(Excerpt from a dataset)
====================

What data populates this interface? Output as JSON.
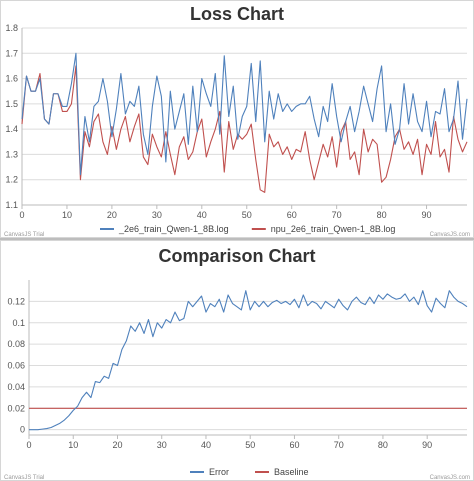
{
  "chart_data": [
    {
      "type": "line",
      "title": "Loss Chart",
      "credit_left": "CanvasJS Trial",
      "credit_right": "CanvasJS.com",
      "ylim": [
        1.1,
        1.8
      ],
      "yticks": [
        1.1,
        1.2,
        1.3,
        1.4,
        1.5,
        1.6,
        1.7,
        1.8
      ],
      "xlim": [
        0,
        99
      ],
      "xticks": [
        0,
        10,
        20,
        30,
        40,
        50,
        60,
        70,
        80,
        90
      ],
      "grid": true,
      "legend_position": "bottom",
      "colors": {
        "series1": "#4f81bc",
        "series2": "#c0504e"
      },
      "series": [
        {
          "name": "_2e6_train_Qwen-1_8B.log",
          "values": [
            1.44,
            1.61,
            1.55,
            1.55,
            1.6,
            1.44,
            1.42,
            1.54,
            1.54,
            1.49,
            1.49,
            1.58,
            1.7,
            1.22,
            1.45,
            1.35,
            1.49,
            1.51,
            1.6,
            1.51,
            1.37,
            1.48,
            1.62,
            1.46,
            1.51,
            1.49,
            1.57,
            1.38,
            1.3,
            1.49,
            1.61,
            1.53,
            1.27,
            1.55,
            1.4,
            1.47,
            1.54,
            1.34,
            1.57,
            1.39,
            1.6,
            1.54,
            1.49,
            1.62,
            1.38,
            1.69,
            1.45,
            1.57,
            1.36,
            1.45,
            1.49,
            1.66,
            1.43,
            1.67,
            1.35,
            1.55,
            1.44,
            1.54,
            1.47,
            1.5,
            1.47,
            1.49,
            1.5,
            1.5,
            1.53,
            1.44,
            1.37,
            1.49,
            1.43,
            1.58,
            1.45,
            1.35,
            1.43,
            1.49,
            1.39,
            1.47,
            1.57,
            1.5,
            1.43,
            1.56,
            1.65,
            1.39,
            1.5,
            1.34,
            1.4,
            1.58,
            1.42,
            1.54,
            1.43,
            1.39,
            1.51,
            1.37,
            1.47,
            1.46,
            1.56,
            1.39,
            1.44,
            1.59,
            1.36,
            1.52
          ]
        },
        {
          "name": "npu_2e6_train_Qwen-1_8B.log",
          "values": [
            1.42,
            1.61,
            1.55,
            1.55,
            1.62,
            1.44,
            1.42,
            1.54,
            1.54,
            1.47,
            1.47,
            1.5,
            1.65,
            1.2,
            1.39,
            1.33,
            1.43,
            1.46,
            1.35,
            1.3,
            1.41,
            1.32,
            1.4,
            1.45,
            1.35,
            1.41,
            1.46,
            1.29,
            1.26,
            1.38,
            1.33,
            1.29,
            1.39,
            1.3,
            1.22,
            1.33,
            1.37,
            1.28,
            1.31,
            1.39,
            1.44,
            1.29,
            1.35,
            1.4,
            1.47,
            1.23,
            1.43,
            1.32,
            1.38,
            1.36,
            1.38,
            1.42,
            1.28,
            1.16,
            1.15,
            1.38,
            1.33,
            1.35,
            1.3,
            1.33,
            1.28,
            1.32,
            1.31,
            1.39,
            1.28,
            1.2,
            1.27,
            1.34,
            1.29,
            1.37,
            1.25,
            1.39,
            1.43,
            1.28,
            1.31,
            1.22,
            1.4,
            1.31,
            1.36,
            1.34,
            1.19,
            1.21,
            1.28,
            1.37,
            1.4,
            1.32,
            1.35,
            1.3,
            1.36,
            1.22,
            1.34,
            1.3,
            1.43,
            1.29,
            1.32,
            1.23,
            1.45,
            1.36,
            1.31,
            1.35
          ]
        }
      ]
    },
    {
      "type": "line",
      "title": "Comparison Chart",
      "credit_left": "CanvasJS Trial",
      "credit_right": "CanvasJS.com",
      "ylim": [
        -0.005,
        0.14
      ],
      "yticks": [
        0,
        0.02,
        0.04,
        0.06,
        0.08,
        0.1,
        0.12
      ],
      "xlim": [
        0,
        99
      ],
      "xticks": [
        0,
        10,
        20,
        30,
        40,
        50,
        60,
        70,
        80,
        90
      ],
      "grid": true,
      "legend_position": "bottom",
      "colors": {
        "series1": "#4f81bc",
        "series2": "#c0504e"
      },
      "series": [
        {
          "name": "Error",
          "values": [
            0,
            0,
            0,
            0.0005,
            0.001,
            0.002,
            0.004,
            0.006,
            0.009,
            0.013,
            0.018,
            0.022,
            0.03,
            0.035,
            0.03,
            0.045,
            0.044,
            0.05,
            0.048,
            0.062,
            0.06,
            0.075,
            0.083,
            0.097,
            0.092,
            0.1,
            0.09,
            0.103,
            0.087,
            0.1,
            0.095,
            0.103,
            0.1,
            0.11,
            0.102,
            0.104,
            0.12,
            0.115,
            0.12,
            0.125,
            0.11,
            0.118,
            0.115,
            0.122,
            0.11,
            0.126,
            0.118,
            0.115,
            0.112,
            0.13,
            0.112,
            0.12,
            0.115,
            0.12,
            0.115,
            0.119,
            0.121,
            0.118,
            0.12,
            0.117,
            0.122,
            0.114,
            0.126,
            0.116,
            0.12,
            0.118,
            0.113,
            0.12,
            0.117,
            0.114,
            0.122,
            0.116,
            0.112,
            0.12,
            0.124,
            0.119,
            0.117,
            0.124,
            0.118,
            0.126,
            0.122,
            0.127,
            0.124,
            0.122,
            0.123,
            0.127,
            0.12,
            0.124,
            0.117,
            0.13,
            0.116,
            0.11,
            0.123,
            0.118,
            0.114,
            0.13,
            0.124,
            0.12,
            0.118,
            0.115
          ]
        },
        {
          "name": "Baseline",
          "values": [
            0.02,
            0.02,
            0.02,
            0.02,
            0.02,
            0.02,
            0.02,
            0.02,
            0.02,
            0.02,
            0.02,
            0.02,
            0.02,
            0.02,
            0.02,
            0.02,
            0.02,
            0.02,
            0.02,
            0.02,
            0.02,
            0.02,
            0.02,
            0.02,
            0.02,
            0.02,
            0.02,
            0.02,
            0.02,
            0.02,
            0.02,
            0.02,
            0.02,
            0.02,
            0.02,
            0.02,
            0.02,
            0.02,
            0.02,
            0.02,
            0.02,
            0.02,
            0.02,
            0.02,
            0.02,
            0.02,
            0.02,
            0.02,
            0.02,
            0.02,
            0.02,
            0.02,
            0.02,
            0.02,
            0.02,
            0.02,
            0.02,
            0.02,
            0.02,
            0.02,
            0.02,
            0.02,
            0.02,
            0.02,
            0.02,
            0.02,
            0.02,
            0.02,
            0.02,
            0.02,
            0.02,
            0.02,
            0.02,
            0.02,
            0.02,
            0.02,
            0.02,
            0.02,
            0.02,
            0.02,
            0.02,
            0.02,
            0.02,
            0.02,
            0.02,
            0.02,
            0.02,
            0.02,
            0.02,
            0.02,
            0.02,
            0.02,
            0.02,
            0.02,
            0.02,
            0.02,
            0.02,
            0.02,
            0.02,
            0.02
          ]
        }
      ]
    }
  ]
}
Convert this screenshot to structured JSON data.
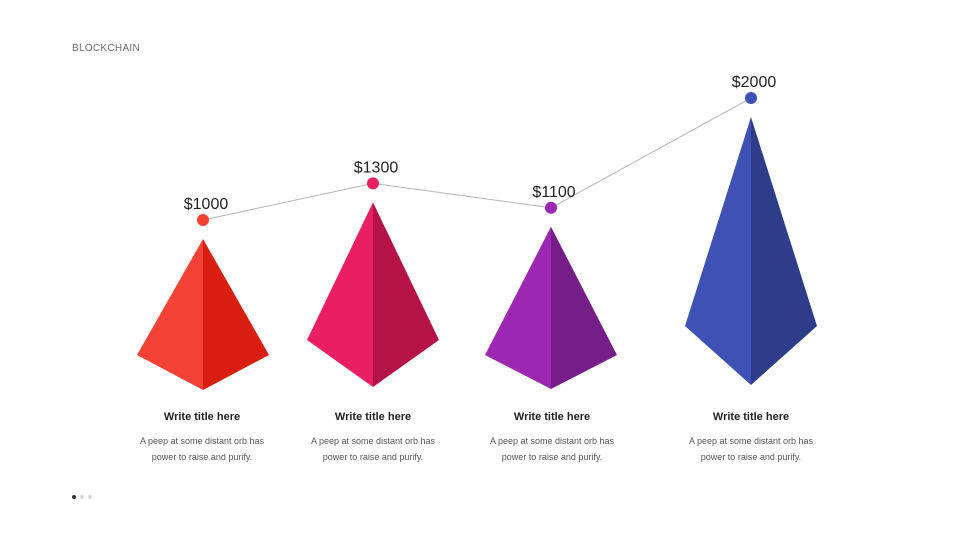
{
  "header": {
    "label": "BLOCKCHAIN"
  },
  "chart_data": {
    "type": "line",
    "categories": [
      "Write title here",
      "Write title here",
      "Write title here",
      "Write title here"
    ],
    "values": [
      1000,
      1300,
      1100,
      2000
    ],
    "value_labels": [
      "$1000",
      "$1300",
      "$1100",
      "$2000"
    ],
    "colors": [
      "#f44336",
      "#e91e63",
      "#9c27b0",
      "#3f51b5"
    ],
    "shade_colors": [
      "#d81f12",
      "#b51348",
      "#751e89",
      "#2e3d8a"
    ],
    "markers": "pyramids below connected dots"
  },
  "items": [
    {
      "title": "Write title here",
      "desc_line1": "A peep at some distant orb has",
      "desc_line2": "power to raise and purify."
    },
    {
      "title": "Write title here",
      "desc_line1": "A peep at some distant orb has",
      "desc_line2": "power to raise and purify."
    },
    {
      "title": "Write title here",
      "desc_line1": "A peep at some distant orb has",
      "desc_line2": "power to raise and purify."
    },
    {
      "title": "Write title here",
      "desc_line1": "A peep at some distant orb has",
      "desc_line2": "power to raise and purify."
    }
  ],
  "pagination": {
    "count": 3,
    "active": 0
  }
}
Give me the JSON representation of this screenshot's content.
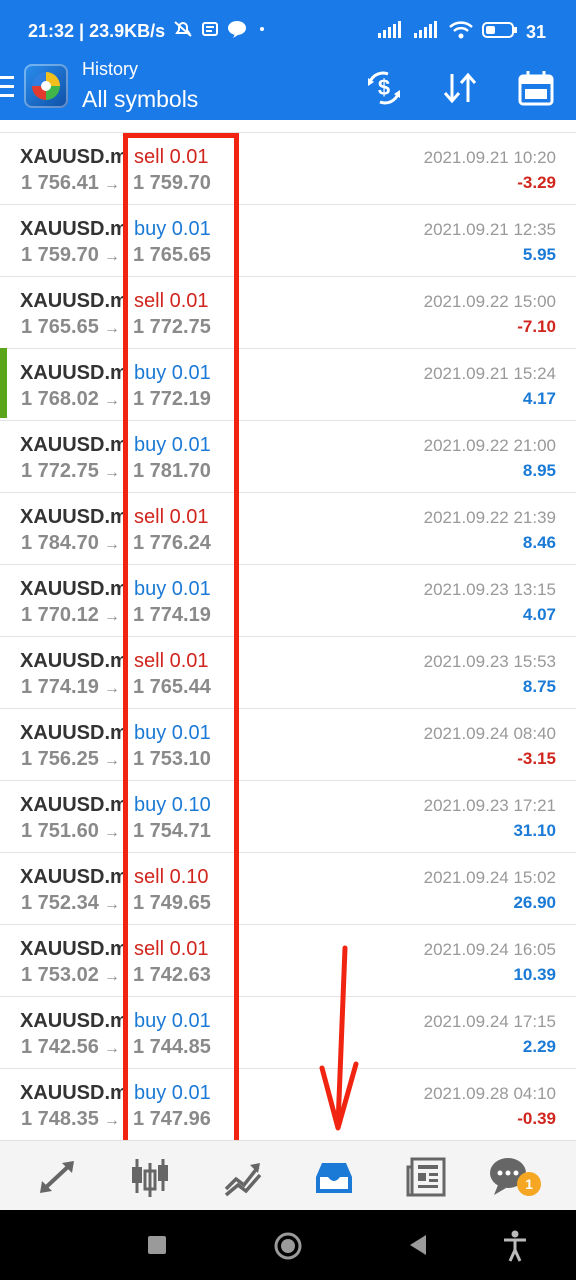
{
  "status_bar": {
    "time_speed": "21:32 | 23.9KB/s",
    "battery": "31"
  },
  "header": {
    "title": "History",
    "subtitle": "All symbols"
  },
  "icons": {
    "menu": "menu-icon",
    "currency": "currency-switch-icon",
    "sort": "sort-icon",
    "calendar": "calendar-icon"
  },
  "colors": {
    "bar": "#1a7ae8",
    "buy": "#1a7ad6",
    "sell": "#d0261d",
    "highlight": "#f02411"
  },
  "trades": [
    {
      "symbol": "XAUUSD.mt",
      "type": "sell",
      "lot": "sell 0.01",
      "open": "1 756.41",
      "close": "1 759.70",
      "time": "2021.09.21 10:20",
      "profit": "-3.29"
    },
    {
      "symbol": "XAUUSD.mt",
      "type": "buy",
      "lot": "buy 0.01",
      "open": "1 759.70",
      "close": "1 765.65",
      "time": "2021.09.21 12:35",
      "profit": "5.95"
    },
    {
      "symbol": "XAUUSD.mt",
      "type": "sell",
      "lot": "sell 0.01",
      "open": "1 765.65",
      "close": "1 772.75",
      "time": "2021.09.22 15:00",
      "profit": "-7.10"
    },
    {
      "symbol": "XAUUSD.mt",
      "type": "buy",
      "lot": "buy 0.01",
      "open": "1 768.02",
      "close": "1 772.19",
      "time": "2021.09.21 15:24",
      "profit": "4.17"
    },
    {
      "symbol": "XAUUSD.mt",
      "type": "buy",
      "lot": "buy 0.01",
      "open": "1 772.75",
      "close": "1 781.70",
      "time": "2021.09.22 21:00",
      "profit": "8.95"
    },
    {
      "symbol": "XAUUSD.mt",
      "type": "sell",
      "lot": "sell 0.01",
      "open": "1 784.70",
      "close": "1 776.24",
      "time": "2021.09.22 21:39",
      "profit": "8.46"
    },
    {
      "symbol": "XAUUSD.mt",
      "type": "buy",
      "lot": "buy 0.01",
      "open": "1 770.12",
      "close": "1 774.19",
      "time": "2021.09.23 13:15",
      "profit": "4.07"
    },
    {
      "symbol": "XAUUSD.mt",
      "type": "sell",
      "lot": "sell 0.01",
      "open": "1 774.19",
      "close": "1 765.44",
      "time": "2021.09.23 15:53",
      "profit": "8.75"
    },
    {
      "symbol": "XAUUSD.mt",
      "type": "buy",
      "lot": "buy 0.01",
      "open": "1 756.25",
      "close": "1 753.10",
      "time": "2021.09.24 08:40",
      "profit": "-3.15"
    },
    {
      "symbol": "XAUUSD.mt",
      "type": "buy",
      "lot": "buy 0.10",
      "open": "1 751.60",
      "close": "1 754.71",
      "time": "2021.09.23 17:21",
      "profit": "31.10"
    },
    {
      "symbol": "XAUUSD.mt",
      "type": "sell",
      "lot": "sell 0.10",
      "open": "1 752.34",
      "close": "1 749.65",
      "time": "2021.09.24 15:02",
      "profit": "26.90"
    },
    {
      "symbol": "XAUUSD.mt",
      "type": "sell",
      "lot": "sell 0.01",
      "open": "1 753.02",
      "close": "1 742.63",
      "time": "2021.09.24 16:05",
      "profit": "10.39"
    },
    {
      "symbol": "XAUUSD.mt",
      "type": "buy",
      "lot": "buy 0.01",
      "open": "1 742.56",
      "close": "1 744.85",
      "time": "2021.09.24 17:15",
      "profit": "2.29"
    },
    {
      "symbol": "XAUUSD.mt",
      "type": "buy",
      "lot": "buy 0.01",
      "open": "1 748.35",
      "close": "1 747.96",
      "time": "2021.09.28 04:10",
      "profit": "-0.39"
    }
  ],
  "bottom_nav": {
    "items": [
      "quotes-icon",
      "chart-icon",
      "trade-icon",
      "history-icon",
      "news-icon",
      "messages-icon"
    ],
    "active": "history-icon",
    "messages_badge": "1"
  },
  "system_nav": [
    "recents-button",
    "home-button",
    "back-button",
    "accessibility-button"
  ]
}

====================

- [GOAL]:
Lines containing the word "screenshot" must all be returned from the material above.

- [SOLUTION TO THE PROBLEM]:
Convert this screenshot to structured JSON data.
Give me the JSON representation of this screenshot's content.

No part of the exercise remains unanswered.